__Teks Pilihan__.
________________
TEMPO Interaktif, Washington -Kesuksesan tim ilmuwan dari J.Craig Venter Institute merakit sel sintetis pertama di dunia itu sangat menggemparkan, bahkan membuat Presiden Barack Obama langsung memerintahkan komisi bioetika untuk mempelajari kemungkinan penyalahgunaan teknologi itu. Transplantasi genom yang dilakukan tim Venter memang dapat digunakan untuk berbagai hal yang bermanfaat bagi manusia, tapi dapat membawa bencana bila kuman hasil rekayasa itu sampai terlepas ke lingkungan.
Terlepas dari potensinya tersebut, para ilmuwan lain masih berbeda pendapat soal pembuatan sel sintetis itu. Beberapa ilmuwan menganggapnya sebagai sebuah terobosan penting dalam ilmu biologi. "Seluruh elemen dalam sel itu dapat dilacak kembali hingga DNA artifisial pendahulunya. Ini adalah pencapaian yang luar biasa," kata Ron Weiss, ahli rekayasa biologi di Massachusetts Institute of Technology.
________________
__Keterangan yang Diberikan__.
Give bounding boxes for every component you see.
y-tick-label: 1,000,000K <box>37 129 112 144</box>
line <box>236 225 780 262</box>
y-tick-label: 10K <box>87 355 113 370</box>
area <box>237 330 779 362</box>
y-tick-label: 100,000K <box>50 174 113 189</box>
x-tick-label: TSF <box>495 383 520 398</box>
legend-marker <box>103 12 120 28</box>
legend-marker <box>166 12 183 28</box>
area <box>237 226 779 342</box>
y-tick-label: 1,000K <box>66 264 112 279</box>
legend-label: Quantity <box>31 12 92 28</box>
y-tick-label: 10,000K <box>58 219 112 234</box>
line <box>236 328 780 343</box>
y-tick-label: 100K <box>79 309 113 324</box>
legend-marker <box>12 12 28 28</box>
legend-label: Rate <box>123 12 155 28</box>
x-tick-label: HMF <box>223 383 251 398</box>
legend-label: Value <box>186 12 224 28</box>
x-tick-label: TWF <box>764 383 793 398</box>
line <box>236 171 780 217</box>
________________
__Tugas yang Dikerjakan__.
A - Menurut teks pilihan, apa yang diperintahkan Presiden Barack Obama kepada komisi bioetika?
B - Tuliskan ulang dengan persis bagian teks pilihan mulai dari "Terlepas dari potensinya" sampai "Institute of Technology.".
C - Sebutkan semua nama orang dan nama organisasi yang tertulis lengkap dalam teks pilihan, tanpa nama kota.
Daftar di atas merupakan bahan tersendiri yang terpisah dari teks pilihan.

__Jawaban Setiap Tugas__.
A - Mempelajari kemungkinan penyalahgunaan teknologi sel sintetis itu.

B -
Terlepas dari potensinya tersebut, para ilmuwan lain masih berbeda pendapat soal pembuatan sel sintetis itu. Beberapa ilmuwan menganggapnya sebagai sebuah terobosan penting dalam ilmu biologi. "Seluruh elemen dalam sel itu dapat dilacak kembali hingga DNA artifisial pendahulunya. Ini adalah pencapaian yang luar biasa," kata Ron Weiss, ahli rekayasa biologi di Massachusetts Institute of Technology.

C - TEMPO Interaktif, J.Craig Venter Institute, Barack Obama, Ron Weiss, Massachusetts Institute of Technology